Kibbe v. Wetmore

Smith, P. J.:

The warrant of attachment was issued upon the ground that the defendant was a non-resident of the State, and that ground only was stated in the attachment. The defendant moved at Special Term to vacate the attachment on affidavits tending to show that he was a resident of the State. The plaintiff read opposing affidavits tending to show, among other things, that at the time of issuing the said warrant and previously thereto, the defendant had disposed of his property with intent to defraud his creditors, and had kept himself concealed with like intent and with intent to avoid service of process. Thereupon, on motion of the plaintiff, the court made an order allowing the attachment to be amended by inserting therein the latter grounds above stated, on payment of defendant’s costs, and denying the motion to vacate, without prejudice to a renewal thereof.

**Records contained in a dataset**
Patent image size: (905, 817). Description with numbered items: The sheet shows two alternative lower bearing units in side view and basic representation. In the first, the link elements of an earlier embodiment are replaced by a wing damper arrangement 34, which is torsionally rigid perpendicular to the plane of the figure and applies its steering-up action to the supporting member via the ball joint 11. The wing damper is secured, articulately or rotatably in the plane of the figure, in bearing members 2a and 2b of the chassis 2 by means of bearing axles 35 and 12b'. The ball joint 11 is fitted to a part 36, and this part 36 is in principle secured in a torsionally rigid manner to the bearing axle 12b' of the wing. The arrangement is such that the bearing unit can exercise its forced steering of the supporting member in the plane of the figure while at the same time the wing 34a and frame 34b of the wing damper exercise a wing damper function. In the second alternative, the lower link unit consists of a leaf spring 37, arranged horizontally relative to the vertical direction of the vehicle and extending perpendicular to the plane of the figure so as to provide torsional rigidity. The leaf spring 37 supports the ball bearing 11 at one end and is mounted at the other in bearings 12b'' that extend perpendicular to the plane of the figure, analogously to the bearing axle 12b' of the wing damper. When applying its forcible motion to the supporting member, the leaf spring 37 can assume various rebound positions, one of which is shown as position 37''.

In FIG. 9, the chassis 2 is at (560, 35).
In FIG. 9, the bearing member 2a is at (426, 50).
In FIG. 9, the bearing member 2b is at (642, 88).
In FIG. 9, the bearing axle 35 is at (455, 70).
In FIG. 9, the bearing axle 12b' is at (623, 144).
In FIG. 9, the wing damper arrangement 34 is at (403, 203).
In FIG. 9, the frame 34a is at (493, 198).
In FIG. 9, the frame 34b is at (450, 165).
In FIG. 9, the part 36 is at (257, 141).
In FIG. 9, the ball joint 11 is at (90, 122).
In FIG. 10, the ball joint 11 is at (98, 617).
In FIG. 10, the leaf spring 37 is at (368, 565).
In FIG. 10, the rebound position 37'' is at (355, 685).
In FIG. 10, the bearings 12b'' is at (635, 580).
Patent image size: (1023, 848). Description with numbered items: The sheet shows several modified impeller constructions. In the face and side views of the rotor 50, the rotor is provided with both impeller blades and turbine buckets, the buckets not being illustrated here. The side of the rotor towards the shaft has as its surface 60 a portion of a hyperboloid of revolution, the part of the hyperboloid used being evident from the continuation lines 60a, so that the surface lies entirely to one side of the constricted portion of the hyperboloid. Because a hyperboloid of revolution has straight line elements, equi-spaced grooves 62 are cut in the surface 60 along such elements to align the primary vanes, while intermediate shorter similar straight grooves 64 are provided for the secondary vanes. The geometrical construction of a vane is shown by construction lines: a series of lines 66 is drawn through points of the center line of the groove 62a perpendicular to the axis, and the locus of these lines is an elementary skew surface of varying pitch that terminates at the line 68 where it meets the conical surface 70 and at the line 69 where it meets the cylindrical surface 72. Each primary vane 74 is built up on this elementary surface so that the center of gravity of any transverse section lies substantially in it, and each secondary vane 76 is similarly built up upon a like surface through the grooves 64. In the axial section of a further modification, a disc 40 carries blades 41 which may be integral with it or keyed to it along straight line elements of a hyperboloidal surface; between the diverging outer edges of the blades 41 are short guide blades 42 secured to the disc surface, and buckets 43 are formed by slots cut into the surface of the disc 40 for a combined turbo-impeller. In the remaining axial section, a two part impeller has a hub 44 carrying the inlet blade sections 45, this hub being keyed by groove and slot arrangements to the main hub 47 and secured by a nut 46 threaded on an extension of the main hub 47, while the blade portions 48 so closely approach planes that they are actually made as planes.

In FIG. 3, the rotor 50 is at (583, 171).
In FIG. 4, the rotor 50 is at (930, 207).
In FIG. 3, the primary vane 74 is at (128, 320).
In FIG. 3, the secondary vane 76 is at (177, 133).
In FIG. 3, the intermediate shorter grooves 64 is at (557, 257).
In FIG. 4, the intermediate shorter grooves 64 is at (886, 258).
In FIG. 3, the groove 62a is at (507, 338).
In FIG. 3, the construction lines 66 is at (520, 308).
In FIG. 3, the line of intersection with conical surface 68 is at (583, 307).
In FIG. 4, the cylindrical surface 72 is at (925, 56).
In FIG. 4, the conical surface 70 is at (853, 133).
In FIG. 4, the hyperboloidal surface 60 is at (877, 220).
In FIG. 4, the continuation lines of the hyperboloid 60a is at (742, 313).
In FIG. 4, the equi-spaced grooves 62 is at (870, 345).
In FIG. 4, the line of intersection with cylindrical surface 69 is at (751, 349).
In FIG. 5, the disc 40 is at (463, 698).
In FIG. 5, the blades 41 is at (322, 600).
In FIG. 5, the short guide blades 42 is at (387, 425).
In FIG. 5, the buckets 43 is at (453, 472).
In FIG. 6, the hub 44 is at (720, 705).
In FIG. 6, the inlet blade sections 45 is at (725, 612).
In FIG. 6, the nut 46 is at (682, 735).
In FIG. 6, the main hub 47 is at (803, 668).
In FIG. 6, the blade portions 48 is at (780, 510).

**Exercise set**
1) Can you restate the Kibbe v. Wetmore opinion from "The warrant of" to "a renewal thereof.", switching "affidavits" to "sworn statements"?
2) What grounds for the attachment are named in the Kibbe v. Wetmore opinion?
3) How would this sentence from the Kibbe v. Wetmore opinion read in Spanish: "The defendant moved at Special Term to vacate the attachment on affidavits tending to show that he was a resident of the State."
Rely only on the Kibbe v. Wetmore opinion for your answers.

**Answers to the problems**
1)
The warrant of attachment was issued upon the ground that the defendant was a non-resident of the State, and that ground only was stated in the attachment. The defendant moved at Special Term to vacate the attachment on sworn statements tending to show that he was a resident of the State. The plaintiff read opposing sworn statements tending to show, among other things, that at the time of issuing the said warrant and previously thereto, the defendant had disposed of his property with intent to defraud his creditors, and had kept himself concealed with like intent and with intent to avoid service of process. Thereupon, on motion of the plaintiff, the court made an order allowing the attachment to be amended by inserting therein the latter grounds above stated, on payment of defendant’s costs, and denying the motion to vacate, without prejudice to a renewal thereof.

2)
- The defendant was a non-resident of the State.
- The defendant had disposed of his property with intent to defraud his creditors.
- The defendant had kept himself concealed with intent to defraud his creditors and to avoid service of process.

3) El demandado solicitó en la Sesión Especial que se dejara sin efecto el embargo, con base en declaraciones juradas que tendían a demostrar que era residente del Estado.